→ Passage given:
======

/marine-traffic-modelling

Modelling marine traffic in the ice-covered Baltic Sea using AIS data

Primary LanguageJupyter NotebookMIT LicenseMIT

Modelling marine traffic in the ice-covered Baltic Sea

Prediction of vessel routes, speed, traffic and ETA using grid-based methods and shortest path algorithm. Done as a part of a Master's thesis work.

Summer (red) and winter (blue) vessel tracks in the Baltic Sea: Summer and winter AIS tracks

Highlights

  • Notebooks 1-6 will guide how the models are created
  • AIS observation and dirways from 2017-19 (data/datasets.zip & http://ieee-dataport.org/2099).
    • Training set containing 14 million AIS observations from the summer and fall of 2017-18
    • Summer and winter validation sets containing 120 thousand observations from 380 voyages
    • More data such as port locations and sea areas.
  • Method for calculating voyages out of AIS data (see EXTRA 1. Voyage Mapping)
  • Method for extracting mooring areas from AIS data (see EXTRA 3. Extract ports from observation data)

Abstract:

Icebreaking activity and seasonal ice propose challenges for marine traffic prediction in the Baltic Sea. Traffic prediction is a vital part in the planning of icebreaking activities. However, the prediction is still mostly manual task. To combat this, the aim of this thesis is to examine factors influencing marine traffic modelling in ice-covered waters and propose a novel A*-based method for modelling traffic in ice. The current state of the marine traffic modelling and factors affecting vessel movement are concluded by examining the literature and historical vessel tracks.

======

→ Supplied records:
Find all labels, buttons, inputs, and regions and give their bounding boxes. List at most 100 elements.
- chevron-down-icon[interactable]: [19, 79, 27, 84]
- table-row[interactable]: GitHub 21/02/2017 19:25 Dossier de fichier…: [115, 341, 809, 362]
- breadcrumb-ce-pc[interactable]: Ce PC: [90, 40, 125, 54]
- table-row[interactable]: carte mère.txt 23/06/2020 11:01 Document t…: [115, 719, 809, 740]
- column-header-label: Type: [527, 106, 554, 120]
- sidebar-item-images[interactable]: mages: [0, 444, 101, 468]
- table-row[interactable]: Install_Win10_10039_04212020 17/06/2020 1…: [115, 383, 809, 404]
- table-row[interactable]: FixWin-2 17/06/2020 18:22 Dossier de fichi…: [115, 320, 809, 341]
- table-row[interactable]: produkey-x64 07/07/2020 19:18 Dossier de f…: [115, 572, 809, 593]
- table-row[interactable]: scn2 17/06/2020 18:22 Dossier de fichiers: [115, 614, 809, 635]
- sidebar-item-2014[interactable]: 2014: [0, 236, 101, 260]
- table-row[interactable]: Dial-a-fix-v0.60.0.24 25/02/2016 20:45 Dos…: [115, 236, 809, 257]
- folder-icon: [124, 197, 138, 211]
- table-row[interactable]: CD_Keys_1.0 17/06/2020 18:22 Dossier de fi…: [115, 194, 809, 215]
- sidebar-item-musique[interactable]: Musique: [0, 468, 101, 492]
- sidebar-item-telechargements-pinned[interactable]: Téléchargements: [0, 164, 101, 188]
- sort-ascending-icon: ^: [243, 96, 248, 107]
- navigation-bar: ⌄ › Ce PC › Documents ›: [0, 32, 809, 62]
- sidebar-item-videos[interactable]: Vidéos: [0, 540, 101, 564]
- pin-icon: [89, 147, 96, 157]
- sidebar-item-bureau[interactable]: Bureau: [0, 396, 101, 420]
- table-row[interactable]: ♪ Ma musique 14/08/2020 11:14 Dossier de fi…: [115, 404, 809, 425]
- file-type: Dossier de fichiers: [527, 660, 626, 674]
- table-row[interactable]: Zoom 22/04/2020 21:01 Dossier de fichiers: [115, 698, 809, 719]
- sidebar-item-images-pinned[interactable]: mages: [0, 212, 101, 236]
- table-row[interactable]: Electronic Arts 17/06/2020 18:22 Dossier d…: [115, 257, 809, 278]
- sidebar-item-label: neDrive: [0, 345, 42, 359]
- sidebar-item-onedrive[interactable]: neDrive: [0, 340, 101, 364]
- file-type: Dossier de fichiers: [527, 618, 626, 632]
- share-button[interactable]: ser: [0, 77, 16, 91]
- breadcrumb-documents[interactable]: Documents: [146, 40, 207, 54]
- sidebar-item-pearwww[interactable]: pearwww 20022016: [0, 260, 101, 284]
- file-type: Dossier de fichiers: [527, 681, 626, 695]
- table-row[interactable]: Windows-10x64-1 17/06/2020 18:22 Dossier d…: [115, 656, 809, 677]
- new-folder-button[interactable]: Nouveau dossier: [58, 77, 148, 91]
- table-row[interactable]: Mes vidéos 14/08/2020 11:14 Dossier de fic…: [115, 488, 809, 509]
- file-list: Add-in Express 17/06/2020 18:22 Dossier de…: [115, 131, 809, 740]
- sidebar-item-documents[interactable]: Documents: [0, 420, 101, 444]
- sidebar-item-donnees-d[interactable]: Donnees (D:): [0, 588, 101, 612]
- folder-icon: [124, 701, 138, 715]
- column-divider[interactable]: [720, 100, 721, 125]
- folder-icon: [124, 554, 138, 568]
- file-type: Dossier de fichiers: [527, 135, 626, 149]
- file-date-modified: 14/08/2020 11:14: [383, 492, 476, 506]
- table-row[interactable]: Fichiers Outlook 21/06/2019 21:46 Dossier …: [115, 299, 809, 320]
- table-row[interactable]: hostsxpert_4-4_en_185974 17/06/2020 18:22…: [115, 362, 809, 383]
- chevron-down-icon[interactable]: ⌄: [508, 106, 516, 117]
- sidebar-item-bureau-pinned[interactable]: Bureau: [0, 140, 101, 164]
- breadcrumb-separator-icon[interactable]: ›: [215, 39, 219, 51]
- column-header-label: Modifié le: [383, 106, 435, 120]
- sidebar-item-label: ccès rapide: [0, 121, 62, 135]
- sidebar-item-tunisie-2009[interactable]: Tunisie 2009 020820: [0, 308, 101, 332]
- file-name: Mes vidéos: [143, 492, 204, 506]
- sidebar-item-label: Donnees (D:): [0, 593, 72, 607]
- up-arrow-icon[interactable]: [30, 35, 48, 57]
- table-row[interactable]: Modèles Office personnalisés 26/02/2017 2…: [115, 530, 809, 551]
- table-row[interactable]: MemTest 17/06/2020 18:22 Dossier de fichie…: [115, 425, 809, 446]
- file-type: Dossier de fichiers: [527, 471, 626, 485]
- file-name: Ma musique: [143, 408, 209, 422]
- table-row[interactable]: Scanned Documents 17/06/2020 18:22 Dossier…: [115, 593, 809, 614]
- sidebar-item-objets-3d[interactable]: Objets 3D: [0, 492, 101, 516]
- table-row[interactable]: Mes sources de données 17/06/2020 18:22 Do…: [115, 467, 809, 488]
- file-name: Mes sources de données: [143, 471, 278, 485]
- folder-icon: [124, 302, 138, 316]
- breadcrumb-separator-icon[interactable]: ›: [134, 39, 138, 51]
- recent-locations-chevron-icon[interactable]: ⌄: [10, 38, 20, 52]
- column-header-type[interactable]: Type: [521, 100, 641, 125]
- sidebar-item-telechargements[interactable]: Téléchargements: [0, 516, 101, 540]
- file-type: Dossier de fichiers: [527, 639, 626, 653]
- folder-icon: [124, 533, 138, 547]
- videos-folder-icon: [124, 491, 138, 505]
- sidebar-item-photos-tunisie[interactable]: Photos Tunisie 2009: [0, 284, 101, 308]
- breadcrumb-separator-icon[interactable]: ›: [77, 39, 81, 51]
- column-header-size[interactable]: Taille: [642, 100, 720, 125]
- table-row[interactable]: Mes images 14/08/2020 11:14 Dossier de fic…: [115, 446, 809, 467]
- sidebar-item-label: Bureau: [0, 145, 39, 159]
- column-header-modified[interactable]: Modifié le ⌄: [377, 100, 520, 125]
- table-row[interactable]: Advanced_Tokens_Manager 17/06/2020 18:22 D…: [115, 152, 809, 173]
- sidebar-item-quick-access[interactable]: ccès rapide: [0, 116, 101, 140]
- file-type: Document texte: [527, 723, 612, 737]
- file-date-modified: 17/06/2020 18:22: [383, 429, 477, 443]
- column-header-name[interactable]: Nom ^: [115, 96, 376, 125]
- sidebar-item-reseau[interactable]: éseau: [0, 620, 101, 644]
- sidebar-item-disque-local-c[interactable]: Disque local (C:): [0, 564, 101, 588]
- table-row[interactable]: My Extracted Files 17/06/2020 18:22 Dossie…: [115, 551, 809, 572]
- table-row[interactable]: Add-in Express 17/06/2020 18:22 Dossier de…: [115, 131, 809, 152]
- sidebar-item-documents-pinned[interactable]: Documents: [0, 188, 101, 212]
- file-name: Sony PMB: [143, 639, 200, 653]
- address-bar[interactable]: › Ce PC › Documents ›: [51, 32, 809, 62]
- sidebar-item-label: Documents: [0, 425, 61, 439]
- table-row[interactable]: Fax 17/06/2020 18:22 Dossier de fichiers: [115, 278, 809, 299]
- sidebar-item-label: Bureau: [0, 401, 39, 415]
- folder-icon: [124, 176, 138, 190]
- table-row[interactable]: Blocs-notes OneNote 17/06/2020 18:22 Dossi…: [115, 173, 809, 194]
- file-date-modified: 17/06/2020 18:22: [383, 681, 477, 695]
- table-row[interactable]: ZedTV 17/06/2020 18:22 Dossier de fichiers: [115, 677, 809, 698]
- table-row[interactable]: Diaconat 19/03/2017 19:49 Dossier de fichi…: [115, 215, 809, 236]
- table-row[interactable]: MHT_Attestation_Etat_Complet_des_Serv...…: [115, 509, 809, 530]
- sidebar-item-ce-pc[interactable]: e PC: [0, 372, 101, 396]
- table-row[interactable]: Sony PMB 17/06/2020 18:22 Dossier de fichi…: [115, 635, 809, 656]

======

→ Stated problem 1: What things does the marine traffic modelling page say the project predicts?
→ Stated problem 2: Rewrite the records from their first line through the line containing "468, 101, 492]", replacing "interactable" with "clickable" wherever it appears and keeping everything else the same.

→ Written reply 1:
- Vessel routes
- Speed
- Traffic
- ETA

→ Written reply 2:
Find all labels, buttons, inputs, and regions and give their bounding boxes. List at most 100 elements.
- chevron-down-icon[clickable]: [19, 79, 27, 84]
- table-row[clickable]: GitHub 21/02/2017 19:25 Dossier de fichier…: [115, 341, 809, 362]
- breadcrumb-ce-pc[clickable]: Ce PC: [90, 40, 125, 54]
- table-row[clickable]: carte mère.txt 23/06/2020 11:01 Document t…: [115, 719, 809, 740]
- column-header-label: Type: [527, 106, 554, 120]
- sidebar-item-images[clickable]: mages: [0, 444, 101, 468]
- table-row[clickable]: Install_Win10_10039_04212020 17/06/2020 1…: [115, 383, 809, 404]
- table-row[clickable]: FixWin-2 17/06/2020 18:22 Dossier de fichi…: [115, 320, 809, 341]
- table-row[clickable]: produkey-x64 07/07/2020 19:18 Dossier de f…: [115, 572, 809, 593]
- table-row[clickable]: scn2 17/06/2020 18:22 Dossier de fichiers: [115, 614, 809, 635]
- sidebar-item-2014[clickable]: 2014: [0, 236, 101, 260]
- table-row[clickable]: Dial-a-fix-v0.60.0.24 25/02/2016 20:45 Dos…: [115, 236, 809, 257]
- folder-icon: [124, 197, 138, 211]
- table-row[clickable]: CD_Keys_1.0 17/06/2020 18:22 Dossier de fi…: [115, 194, 809, 215]
- sidebar-item-musique[clickable]: Musique: [0, 468, 101, 492]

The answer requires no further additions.